+++ DATA FOR THE TASK +++
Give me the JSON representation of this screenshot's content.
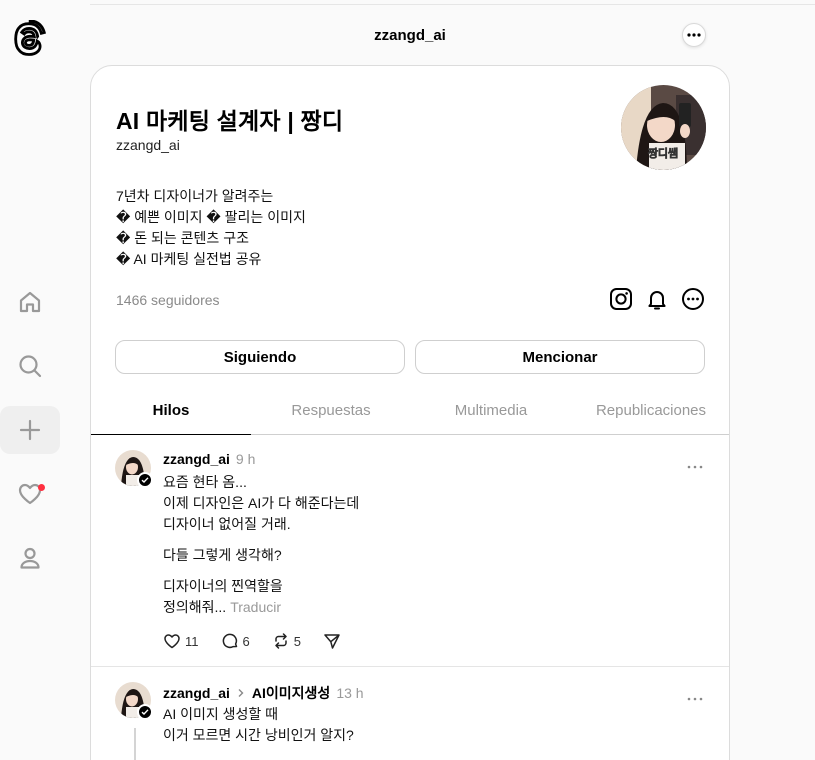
{
  "topbar": {
    "title": "zzangd_ai",
    "more_icon": "more-horizontal-icon",
    "logo": "threads-logo"
  },
  "nav": [
    {
      "name": "home",
      "icon": "home-icon"
    },
    {
      "name": "search",
      "icon": "search-icon"
    },
    {
      "name": "create",
      "icon": "plus-icon"
    },
    {
      "name": "activity",
      "icon": "heart-icon",
      "badge_color": "#ff3040"
    },
    {
      "name": "profile",
      "icon": "user-icon"
    }
  ],
  "profile": {
    "display_name": "AI 마케팅 설계자 | 짱디",
    "handle": "zzangd_ai",
    "avatar_badge": "짱디쌤",
    "bio": [
      "7년차 디자이너가 알려주는",
      "� 예쁜 이미지 � 팔리는 이미지",
      "� 돈 되는 콘텐츠 구조",
      "� AI 마케팅 실전법 공유"
    ],
    "followers": "1466 seguidores",
    "icons": [
      "instagram-icon",
      "bell-icon",
      "more-circle-icon"
    ],
    "buttons": {
      "following": "Siguiendo",
      "mention": "Mencionar"
    }
  },
  "tabs": [
    {
      "label": "Hilos",
      "active": true
    },
    {
      "label": "Respuestas",
      "active": false
    },
    {
      "label": "Multimedia",
      "active": false
    },
    {
      "label": "Republicaciones",
      "active": false
    }
  ],
  "posts": [
    {
      "user": "zzangd_ai",
      "time": "9 h",
      "lines_1": [
        "요즘 현타 옴...",
        "이제 디자인은 AI가 다 해준다는데",
        "디자이너 없어질 거래."
      ],
      "line_2": "다들 그렇게 생각해?",
      "line_3a": "디자이너의 찐역할을",
      "line_3b": "정의해줘...",
      "translate": "Traducir",
      "likes": "11",
      "comments": "6",
      "reposts": "5"
    },
    {
      "user": "zzangd_ai",
      "topic": "AI이미지생성",
      "time": "13 h",
      "lines": [
        "AI 이미지 생성할 때",
        "이거 모르면 시간 낭비인거 알지?"
      ]
    }
  ],
  "colors": {
    "accent": "#000000",
    "muted": "#999999",
    "badge": "#ff3040",
    "card_border": "#dcdcdc"
  }
}
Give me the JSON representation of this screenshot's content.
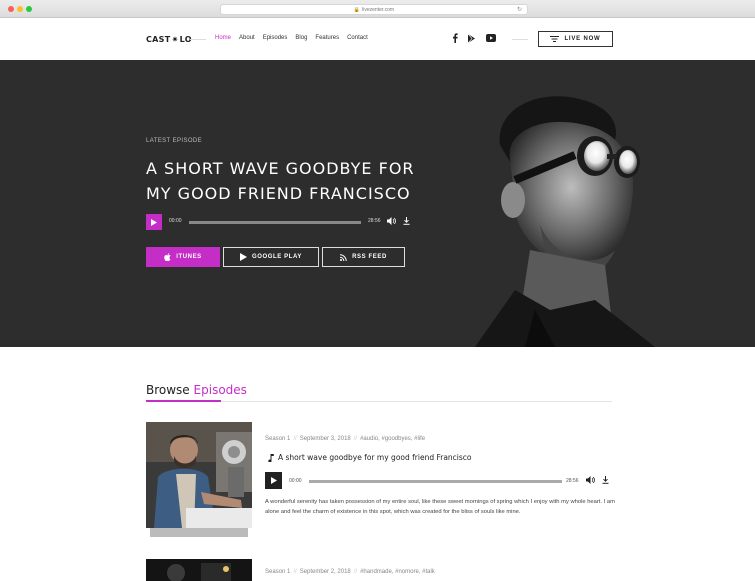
+++
** WHAT YOU WILL DO **
Quote the preceding records in their entirety, excluding every picture.

** COMPLETED EXERCISE **
Give me the JSON representation of this screenshot's content.
{
  "topbar": {
    "title": "zzangd_ai",
    "more_icon": "more-horizontal-icon",
    "logo": "threads-logo"
  },
  "nav": [
    {
      "name": "home",
      "icon": "home-icon"
    },
    {
      "name": "search",
      "icon": "search-icon"
    },
    {
      "name": "create",
      "icon": "plus-icon"
    },
    {
      "name": "activity",
      "icon": "heart-icon",
      "badge_color": "#ff3040"
    },
    {
      "name": "profile",
      "icon": "user-icon"
    }
  ],
  "profile": {
    "display_name": "AI 마케팅 설계자 | 짱디",
    "handle": "zzangd_ai",
    "avatar_badge": "짱디쌤",
    "bio": [
      "7년차 디자이너가 알려주는",
      "� 예쁜 이미지 � 팔리는 이미지",
      "� 돈 되는 콘텐츠 구조",
      "� AI 마케팅 실전법 공유"
    ],
    "followers": "1466 seguidores",
    "icons": [
      "instagram-icon",
      "bell-icon",
      "more-circle-icon"
    ],
    "buttons": {
      "following": "Siguiendo",
      "mention": "Mencionar"
    }
  },
  "tabs": [
    {
      "label": "Hilos",
      "active": true
    },
    {
      "label": "Respuestas",
      "active": false
    },
    {
      "label": "Multimedia",
      "active": false
    },
    {
      "label": "Republicaciones",
      "active": false
    }
  ],
  "posts": [
    {
      "user": "zzangd_ai",
      "time": "9 h",
      "lines_1": [
        "요즘 현타 옴...",
        "이제 디자인은 AI가 다 해준다는데",
        "디자이너 없어질 거래."
      ],
      "line_2": "다들 그렇게 생각해?",
      "line_3a": "디자이너의 찐역할을",
      "line_3b": "정의해줘...",
      "translate": "Traducir",
      "likes": "11",
      "comments": "6",
      "reposts": "5"
    },
    {
      "user": "zzangd_ai",
      "topic": "AI이미지생성",
      "time": "13 h",
      "lines": [
        "AI 이미지 생성할 때",
        "이거 모르면 시간 낭비인거 알지?"
      ]
    }
  ],
  "colors": {
    "accent": "#000000",
    "muted": "#999999",
    "badge": "#ff3040",
    "card_border": "#dcdcdc"
  }
}
Give me the JSON representation of this screenshot's content.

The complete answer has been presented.